- Required work: Your task is to repeat, word for word, the line containing "What's the underlying" and all lines that follow it to the end of the material, and no other lines.

[START Information given]

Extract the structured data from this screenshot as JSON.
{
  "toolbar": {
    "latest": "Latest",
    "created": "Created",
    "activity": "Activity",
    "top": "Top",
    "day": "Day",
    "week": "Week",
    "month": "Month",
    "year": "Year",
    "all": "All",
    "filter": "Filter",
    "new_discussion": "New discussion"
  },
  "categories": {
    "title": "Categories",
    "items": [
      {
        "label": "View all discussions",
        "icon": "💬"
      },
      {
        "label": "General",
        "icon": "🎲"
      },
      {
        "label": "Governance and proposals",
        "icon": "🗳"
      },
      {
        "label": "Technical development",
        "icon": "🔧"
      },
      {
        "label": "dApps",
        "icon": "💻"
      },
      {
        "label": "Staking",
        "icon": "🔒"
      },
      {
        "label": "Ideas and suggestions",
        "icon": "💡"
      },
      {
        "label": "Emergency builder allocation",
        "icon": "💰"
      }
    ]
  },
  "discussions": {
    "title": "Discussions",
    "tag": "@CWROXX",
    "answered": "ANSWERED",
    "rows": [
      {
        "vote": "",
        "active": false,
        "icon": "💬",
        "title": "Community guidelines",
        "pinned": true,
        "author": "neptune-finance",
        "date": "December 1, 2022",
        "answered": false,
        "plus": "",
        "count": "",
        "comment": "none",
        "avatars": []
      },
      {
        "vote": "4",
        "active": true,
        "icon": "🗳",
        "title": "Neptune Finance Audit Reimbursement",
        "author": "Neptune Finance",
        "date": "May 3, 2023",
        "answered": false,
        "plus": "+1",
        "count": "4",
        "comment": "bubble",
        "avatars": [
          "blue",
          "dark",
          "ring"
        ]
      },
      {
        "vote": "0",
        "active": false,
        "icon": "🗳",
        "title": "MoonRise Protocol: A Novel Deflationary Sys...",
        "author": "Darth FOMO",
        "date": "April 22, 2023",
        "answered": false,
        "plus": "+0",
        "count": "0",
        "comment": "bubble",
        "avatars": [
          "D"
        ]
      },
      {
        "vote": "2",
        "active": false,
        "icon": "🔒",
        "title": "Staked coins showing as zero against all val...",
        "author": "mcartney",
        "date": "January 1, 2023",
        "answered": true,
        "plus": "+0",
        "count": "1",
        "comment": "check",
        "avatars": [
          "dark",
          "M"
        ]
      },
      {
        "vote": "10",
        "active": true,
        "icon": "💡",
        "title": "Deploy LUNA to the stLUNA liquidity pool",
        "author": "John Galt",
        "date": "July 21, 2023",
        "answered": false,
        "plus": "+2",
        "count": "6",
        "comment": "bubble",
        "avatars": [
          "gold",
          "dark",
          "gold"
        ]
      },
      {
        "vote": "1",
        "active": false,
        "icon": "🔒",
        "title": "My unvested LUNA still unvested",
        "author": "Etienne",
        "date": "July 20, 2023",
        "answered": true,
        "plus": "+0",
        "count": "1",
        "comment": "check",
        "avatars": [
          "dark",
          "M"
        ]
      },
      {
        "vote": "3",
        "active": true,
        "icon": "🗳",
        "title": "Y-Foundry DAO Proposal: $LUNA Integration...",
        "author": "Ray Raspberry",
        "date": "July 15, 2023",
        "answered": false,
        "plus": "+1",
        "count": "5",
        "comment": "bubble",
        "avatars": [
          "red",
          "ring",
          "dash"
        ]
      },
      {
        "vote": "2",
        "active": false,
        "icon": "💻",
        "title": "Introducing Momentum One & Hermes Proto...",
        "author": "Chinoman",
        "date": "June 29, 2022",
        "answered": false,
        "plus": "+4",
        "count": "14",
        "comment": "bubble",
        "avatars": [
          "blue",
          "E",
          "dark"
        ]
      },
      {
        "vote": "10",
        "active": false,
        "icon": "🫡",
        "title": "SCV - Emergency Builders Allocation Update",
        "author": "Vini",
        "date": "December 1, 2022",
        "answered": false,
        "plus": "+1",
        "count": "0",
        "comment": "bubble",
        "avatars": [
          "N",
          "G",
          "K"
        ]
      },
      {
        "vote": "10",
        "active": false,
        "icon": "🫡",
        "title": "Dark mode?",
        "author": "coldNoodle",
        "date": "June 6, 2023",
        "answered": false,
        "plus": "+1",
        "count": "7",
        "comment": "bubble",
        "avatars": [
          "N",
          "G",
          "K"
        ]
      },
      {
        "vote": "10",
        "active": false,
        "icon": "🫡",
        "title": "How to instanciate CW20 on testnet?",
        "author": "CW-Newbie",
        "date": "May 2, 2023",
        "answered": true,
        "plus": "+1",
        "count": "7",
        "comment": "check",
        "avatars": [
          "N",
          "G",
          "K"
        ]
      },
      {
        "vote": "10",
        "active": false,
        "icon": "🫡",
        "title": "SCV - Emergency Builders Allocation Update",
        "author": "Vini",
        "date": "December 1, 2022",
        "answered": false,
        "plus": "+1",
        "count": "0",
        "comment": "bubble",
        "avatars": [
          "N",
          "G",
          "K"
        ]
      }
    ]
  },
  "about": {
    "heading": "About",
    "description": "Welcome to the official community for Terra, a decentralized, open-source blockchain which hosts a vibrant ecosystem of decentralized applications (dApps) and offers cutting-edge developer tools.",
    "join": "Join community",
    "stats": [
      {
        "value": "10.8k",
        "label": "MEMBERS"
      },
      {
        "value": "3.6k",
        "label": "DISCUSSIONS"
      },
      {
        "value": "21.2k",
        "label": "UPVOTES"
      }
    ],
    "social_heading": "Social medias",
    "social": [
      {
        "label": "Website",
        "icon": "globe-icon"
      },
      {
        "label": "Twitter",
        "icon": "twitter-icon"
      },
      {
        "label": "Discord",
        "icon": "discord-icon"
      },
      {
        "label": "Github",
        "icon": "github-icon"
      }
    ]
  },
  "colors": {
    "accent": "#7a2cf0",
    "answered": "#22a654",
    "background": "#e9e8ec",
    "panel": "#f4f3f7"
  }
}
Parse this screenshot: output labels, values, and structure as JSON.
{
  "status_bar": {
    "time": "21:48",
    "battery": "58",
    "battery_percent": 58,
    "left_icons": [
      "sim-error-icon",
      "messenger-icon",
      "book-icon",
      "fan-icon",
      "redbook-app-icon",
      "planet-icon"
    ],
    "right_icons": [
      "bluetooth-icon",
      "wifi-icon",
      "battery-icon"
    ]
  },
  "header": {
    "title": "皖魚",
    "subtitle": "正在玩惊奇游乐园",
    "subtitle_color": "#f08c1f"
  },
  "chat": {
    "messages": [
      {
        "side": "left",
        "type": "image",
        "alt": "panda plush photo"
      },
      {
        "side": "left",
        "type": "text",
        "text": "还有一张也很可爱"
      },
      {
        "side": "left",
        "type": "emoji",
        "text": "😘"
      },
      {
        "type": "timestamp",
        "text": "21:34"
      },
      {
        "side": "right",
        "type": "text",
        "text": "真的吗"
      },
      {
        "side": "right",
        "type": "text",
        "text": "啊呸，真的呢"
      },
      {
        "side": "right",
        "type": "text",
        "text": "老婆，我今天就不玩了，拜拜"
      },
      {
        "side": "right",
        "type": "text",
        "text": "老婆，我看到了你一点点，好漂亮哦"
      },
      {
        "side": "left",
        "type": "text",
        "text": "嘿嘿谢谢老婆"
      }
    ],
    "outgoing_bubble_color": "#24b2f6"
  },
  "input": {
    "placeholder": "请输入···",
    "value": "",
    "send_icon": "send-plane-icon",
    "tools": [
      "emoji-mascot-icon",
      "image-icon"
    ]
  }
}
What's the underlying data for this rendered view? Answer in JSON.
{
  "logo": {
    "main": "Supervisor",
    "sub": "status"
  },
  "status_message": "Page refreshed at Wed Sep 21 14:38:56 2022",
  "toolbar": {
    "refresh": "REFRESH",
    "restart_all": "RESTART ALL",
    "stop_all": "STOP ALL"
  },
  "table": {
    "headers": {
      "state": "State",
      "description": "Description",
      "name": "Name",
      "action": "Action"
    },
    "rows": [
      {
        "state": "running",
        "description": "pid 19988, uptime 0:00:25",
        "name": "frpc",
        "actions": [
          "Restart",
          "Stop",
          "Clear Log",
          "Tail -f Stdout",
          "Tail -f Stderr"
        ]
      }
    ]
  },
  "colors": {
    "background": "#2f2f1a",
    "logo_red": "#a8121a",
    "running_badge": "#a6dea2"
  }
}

[END Information given]

- Answer to this exercise:
What's the underlying data for this rendered view? Answer in JSON.
{
  "logo": {
    "main": "Supervisor",
    "sub": "status"
  },
  "status_message": "Page refreshed at Wed Sep 21 14:38:56 2022",
  "toolbar": {
    "refresh": "REFRESH",
    "restart_all": "RESTART ALL",
    "stop_all": "STOP ALL"
  },
  "table": {
    "headers": {
      "state": "State",
      "description": "Description",
      "name": "Name",
      "action": "Action"
    },
    "rows": [
      {
        "state": "running",
        "description": "pid 19988, uptime 0:00:25",
        "name": "frpc",
        "actions": [
          "Restart",
          "Stop",
          "Clear Log",
          "Tail -f Stdout",
          "Tail -f Stderr"
        ]
      }
    ]
  },
  "colors": {
    "background": "#2f2f1a",
    "logo_red": "#a8121a",
    "running_badge": "#a6dea2"
  }
}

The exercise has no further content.